De : David Gordon Green
Avec Jamie Lee Curtis, Judy Greer, Andi Matichak, Haluk Bilginer
Année : 2018
Pays : Etats-Unis
Genre : Horreur
Résumé :
Laurie Strode est de retour pour un affrontement final avec Michael Myers, le personnage masqué qui la hante depuis qu’elle a échappé de justesse à sa folie meurtrière le soir d’Halloween 40 ans plus tôt.
Avis :
Il y a certaines sagas qui touchent presque au sacré dans le milieu de l’horreur et cela malgré les faibles qualités de la plupart des films qui peuplent la licence. Halloween en est un exemple flagrant. Après un premier épisode foudroyant en 1978 de la part de John Carpenter et une digne suite en 1981 de la part de Rick Rosenthal, la saga s’est petit à petit enfonçait dans les méandres de la médiocrité, notamment avec des épisodes 5 et 6 d’une bêtise affligeante. Il faudra alors compter sur Steve Miner en 1998 qui proposera avec Halloween 20 ans Après une version assez efficace et un retour de Jamie Lee Curtis en Laurie Strode. Malheureusement pour la licence, Halloween 8 Resurrection de Rick Rosenthal va finir de clouer au pilori une saga qui commençait sérieusement à battre de l’aile. Entre une démystification du boogeyman et des passages vraiment gênants (Busta Rhymes qui fait des coups de pied retournés à Michael Myers), nous n’allions plus entendre parler d’Halloween avant le remake de Rob Zombie. Et là, c’est la bonne surprise, car le jeune réalisateur propose sa propre vision et montre qu’il a tout compris au film de Carpenter. Mais la suite de son remake ne comblera pas les attentes des fans, prenant trop de liberté par rapport au personnage mythique qu’est Michael Myers. On aurait pu croire alors que la franchise prendrait fin, mais c’était sans compter sur David Gordon Green et Danny McBride.

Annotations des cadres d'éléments
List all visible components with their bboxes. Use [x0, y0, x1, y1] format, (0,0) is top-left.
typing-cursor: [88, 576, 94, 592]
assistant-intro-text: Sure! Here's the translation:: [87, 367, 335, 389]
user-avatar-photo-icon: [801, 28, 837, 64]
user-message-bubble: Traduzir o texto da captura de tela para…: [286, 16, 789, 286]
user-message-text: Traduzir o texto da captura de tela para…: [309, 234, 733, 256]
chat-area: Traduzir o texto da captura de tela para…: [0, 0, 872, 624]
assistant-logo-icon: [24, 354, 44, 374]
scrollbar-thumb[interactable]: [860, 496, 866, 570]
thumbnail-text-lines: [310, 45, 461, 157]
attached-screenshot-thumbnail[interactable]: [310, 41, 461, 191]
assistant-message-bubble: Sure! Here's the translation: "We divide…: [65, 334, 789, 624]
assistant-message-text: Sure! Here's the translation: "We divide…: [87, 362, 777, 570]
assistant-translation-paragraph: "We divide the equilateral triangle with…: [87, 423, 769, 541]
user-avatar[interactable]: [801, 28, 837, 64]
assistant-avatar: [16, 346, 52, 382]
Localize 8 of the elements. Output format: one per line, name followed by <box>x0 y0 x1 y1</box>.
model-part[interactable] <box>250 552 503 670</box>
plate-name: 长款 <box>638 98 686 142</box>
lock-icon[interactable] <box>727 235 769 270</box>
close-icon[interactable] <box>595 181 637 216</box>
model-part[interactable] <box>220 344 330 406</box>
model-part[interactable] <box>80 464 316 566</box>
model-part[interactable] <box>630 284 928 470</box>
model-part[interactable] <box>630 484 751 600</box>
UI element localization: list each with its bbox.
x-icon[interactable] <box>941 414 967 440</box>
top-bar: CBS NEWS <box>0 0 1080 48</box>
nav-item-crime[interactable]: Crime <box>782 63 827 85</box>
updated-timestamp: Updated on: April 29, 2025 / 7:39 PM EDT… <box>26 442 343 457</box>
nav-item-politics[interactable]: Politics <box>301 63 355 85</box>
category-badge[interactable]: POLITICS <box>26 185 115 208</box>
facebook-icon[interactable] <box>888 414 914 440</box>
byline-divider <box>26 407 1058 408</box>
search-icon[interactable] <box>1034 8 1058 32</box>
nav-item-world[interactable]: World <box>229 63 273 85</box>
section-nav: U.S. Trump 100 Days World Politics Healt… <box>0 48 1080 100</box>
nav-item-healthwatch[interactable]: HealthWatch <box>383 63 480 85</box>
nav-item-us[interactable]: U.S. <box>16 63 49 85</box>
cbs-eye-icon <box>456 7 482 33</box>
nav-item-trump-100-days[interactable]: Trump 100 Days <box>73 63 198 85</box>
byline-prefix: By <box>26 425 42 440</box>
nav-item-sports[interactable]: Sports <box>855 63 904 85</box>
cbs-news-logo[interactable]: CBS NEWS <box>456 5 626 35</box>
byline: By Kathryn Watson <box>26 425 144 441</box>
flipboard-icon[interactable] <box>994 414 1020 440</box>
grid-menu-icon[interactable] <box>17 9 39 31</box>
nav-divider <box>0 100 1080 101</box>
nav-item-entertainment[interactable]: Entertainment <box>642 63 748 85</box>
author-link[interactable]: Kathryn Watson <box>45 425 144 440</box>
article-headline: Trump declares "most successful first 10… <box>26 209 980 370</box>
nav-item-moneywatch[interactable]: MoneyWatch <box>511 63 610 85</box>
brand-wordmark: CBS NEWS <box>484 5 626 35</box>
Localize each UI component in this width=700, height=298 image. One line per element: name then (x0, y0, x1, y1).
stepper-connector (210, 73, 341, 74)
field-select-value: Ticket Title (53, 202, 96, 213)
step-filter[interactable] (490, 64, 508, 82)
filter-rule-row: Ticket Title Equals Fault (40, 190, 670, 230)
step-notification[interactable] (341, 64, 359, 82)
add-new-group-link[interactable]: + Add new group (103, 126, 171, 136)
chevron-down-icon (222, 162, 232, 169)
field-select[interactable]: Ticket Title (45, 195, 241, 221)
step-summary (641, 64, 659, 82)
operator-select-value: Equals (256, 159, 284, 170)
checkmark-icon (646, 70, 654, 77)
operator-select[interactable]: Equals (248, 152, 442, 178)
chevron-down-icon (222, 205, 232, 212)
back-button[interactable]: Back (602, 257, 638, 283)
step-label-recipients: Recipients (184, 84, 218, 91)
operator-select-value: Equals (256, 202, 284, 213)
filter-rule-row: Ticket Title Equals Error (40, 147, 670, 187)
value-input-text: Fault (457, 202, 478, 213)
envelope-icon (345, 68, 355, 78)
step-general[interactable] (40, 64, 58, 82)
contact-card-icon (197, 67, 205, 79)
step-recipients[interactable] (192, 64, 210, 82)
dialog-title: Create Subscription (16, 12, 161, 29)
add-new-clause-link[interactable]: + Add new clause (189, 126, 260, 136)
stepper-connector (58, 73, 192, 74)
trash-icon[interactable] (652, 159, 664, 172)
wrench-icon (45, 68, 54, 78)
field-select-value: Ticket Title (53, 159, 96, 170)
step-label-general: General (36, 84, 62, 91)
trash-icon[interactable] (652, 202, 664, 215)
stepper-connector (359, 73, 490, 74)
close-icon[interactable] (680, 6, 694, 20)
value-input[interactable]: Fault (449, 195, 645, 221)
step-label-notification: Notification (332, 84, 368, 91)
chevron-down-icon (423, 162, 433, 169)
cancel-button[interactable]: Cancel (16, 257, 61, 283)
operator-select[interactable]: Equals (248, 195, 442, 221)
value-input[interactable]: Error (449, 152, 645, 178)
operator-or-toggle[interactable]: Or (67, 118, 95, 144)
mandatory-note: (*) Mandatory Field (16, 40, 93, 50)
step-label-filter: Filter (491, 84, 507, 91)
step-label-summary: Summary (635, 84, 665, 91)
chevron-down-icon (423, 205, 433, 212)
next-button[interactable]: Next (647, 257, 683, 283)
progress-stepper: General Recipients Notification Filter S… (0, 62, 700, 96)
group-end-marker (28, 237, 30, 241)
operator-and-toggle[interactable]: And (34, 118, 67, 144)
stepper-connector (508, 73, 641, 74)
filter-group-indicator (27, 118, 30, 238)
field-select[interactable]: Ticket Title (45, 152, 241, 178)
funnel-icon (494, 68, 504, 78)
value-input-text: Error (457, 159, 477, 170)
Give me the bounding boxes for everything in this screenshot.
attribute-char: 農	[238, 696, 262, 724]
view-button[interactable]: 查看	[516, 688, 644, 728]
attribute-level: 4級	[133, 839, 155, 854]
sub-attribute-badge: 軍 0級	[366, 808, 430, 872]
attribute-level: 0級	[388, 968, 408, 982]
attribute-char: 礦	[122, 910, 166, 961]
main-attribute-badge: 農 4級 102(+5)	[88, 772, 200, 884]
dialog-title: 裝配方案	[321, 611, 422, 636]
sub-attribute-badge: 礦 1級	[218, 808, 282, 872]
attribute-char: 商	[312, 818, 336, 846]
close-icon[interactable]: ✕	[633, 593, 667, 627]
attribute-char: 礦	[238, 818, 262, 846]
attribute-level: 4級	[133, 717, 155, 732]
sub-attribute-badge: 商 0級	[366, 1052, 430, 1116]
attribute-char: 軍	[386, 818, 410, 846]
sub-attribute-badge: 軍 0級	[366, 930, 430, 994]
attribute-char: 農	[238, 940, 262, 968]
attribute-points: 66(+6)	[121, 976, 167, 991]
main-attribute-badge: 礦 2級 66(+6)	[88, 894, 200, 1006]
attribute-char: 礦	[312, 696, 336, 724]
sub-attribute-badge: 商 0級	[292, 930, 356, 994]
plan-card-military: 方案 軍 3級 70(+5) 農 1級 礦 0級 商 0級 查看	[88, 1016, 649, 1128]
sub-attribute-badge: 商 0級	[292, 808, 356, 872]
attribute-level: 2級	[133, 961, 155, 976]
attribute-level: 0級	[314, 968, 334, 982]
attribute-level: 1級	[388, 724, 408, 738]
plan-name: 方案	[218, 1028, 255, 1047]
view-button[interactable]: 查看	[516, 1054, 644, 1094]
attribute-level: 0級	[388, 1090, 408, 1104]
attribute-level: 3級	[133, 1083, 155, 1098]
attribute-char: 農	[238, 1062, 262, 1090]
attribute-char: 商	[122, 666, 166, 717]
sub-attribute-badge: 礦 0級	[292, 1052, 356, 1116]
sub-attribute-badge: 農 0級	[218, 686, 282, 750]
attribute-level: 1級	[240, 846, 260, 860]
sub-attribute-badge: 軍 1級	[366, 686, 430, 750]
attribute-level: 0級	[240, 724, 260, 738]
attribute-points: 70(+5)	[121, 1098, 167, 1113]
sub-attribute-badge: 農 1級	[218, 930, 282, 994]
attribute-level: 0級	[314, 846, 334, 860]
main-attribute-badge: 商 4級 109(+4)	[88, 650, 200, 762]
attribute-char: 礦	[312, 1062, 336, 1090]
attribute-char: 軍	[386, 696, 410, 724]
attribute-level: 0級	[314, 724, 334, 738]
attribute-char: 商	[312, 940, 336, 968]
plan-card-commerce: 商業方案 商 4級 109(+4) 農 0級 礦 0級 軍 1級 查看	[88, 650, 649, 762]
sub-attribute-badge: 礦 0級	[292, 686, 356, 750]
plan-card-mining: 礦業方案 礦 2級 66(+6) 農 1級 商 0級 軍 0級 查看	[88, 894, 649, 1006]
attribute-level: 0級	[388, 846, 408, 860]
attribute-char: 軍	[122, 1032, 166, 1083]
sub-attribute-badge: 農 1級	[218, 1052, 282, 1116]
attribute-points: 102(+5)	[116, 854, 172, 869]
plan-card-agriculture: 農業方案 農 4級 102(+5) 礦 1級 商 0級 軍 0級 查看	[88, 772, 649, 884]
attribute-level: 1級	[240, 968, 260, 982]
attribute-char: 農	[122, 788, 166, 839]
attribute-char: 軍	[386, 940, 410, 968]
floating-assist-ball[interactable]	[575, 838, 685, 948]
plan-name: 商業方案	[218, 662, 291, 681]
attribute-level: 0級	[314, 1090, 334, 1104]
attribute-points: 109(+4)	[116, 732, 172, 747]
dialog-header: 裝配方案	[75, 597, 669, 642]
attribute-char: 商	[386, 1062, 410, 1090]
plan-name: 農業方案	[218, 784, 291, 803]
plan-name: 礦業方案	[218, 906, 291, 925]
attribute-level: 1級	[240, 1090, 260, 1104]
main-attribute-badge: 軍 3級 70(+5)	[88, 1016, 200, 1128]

__Tâches à réaliser__.
(a) Dans la fiche du film Halloween, reformulez sous forme de liste le paragraphe qui commence par « Il y a certaines sagas », en conservant ses faits principaux.
(b) Donnez tous les acteurs cités après « Avec » dans la fiche du film Halloween.
(c) Poursuivez l'avis de la fiche du film Halloween à partir de sa dernière phrase.
Le matériel fourni n'intervient en rien dans ce travail.

__Tâches résolues__.
(a)
- Certaines sagas d'horreur sont presque sacrées malgré la faible qualité de la plupart de leurs films, et Halloween en est un exemple flagrant.
- En 1978, John Carpenter signe un premier épisode foudroyant, et en 1981, Rick Rosenthal réalise une digne suite.
- La saga s'enfonce ensuite dans la médiocrité, notamment avec les épisodes 5 et 6.
- En 1998, Steve Miner réalise Halloween 20 ans Après, une version assez efficace qui marque le retour de Jamie Lee Curtis en Laurie Strode.
- Halloween 8 Resurrection, de Rick Rosenthal, achève d'enfoncer la saga : le boogeyman y est démystifié et certains passages sont gênants, comme Busta Rhymes donnant des coups de pied retournés à Michael Myers.
- Le remake de Rob Zombie est une bonne surprise : le réalisateur y propose sa propre vision et montre qu'il a compris le film de Carpenter.
- La suite de ce remake déçoit les fans, car elle prend trop de libertés avec Michael Myers.
- On aurait pu croire la franchise terminée, mais c'était sans compter sur David Gordon Green et Danny McBride.

(b)
- Jamie Lee Curtis
- Judy Greer
- Andi Matichak
- Haluk Bilginer

(c)
Issu de la scène indépendante et comique pour le premier et de la comédie pas terrible pour le deuxième, on aurait pu croire à une vilaine farce pour cet Halloween nouvelle mouture et pourtant, rien n’était plus sérieux. Cependant, on aurait pu craindre une version édulcorée de la licence, accessible à tous, et avec des blagues potaches pour plaire à un jeune public. Est-ce vraiment le cas ? Pas vraiment, puisque après avoir travaillé sur Stronger avec Jake Gyllenhaal, le filleul de Jamie Lee Curtis, David Gordon Green s’éloigne de la comédie potache et veut faire un travail plus sérieux. Et quand on regarde les dernières prestations de Danny McBride, il s’éloigne lui aussi de la comédie avec des rôles dans Alien Covenant par exemple. De ce fait, tous les ingrédients étaient réunis pour susciter un semblant de curiosité et grand bien nous a pris, car cet Halloween, qui est la suite directe du premier faisant fi des épisodes suivants, est une belle réussite malgré quelques menus défauts.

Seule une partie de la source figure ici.